## DATA EXTRACT
******************************
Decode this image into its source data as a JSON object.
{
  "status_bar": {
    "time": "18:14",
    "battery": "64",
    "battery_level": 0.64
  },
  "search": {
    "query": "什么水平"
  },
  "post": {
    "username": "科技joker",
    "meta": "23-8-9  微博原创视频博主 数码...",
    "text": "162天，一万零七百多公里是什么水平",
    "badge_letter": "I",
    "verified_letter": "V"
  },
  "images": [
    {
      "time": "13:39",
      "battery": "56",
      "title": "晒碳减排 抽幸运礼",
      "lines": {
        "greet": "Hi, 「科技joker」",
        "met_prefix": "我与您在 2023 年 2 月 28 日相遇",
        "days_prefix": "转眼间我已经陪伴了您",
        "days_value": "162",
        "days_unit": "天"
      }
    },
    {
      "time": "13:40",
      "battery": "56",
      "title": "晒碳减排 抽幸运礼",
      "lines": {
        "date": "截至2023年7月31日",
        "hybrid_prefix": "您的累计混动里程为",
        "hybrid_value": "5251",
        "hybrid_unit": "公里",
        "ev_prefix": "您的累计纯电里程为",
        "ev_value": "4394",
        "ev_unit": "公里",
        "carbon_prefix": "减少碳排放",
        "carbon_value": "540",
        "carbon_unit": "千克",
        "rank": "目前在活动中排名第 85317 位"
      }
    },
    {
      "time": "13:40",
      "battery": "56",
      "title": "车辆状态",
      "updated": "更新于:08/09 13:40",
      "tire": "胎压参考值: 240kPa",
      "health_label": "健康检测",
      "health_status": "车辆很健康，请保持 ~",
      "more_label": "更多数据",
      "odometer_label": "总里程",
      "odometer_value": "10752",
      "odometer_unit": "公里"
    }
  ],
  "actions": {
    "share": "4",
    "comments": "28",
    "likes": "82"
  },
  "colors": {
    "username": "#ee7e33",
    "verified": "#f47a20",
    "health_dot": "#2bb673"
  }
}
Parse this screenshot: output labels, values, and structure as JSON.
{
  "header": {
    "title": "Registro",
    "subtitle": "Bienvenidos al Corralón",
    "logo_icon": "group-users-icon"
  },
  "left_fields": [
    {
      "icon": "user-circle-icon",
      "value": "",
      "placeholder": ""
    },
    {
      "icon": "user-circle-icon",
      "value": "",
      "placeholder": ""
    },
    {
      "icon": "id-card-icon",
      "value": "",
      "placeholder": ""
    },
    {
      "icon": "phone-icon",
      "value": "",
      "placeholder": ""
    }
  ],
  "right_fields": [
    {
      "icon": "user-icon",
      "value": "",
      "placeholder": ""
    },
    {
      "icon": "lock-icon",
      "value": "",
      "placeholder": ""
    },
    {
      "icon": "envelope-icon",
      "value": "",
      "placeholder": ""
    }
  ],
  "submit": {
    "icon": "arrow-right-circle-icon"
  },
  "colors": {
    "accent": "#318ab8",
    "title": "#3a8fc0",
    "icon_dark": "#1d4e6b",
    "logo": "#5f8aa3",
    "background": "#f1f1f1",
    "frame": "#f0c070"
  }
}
******************************
## THE TASK
Copy all the entries verbatim.

## RESULT OF THIS TASK
Decode this image into its source data as a JSON object.
{
  "status_bar": {
    "time": "18:14",
    "battery": "64",
    "battery_level": 0.64
  },
  "search": {
    "query": "什么水平"
  },
  "post": {
    "username": "科技joker",
    "meta": "23-8-9  微博原创视频博主 数码...",
    "text": "162天，一万零七百多公里是什么水平",
    "badge_letter": "I",
    "verified_letter": "V"
  },
  "images": [
    {
      "time": "13:39",
      "battery": "56",
      "title": "晒碳减排 抽幸运礼",
      "lines": {
        "greet": "Hi, 「科技joker」",
        "met_prefix": "我与您在 2023 年 2 月 28 日相遇",
        "days_prefix": "转眼间我已经陪伴了您",
        "days_value": "162",
        "days_unit": "天"
      }
    },
    {
      "time": "13:40",
      "battery": "56",
      "title": "晒碳减排 抽幸运礼",
      "lines": {
        "date": "截至2023年7月31日",
        "hybrid_prefix": "您的累计混动里程为",
        "hybrid_value": "5251",
        "hybrid_unit": "公里",
        "ev_prefix": "您的累计纯电里程为",
        "ev_value": "4394",
        "ev_unit": "公里",
        "carbon_prefix": "减少碳排放",
        "carbon_value": "540",
        "carbon_unit": "千克",
        "rank": "目前在活动中排名第 85317 位"
      }
    },
    {
      "time": "13:40",
      "battery": "56",
      "title": "车辆状态",
      "updated": "更新于:08/09 13:40",
      "tire": "胎压参考值: 240kPa",
      "health_label": "健康检测",
      "health_status": "车辆很健康，请保持 ~",
      "more_label": "更多数据",
      "odometer_label": "总里程",
      "odometer_value": "10752",
      "odometer_unit": "公里"
    }
  ],
  "actions": {
    "share": "4",
    "comments": "28",
    "likes": "82"
  },
  "colors": {
    "username": "#ee7e33",
    "verified": "#f47a20",
    "health_dot": "#2bb673"
  }
}
Parse this screenshot: output labels, values, and structure as JSON.
{
  "header": {
    "title": "Registro",
    "subtitle": "Bienvenidos al Corralón",
    "logo_icon": "group-users-icon"
  },
  "left_fields": [
    {
      "icon": "user-circle-icon",
      "value": "",
      "placeholder": ""
    },
    {
      "icon": "user-circle-icon",
      "value": "",
      "placeholder": ""
    },
    {
      "icon": "id-card-icon",
      "value": "",
      "placeholder": ""
    },
    {
      "icon": "phone-icon",
      "value": "",
      "placeholder": ""
    }
  ],
  "right_fields": [
    {
      "icon": "user-icon",
      "value": "",
      "placeholder": ""
    },
    {
      "icon": "lock-icon",
      "value": "",
      "placeholder": ""
    },
    {
      "icon": "envelope-icon",
      "value": "",
      "placeholder": ""
    }
  ],
  "submit": {
    "icon": "arrow-right-circle-icon"
  },
  "colors": {
    "accent": "#318ab8",
    "title": "#3a8fc0",
    "icon_dark": "#1d4e6b",
    "logo": "#5f8aa3",
    "background": "#f1f1f1",
    "frame": "#f0c070"
  }
}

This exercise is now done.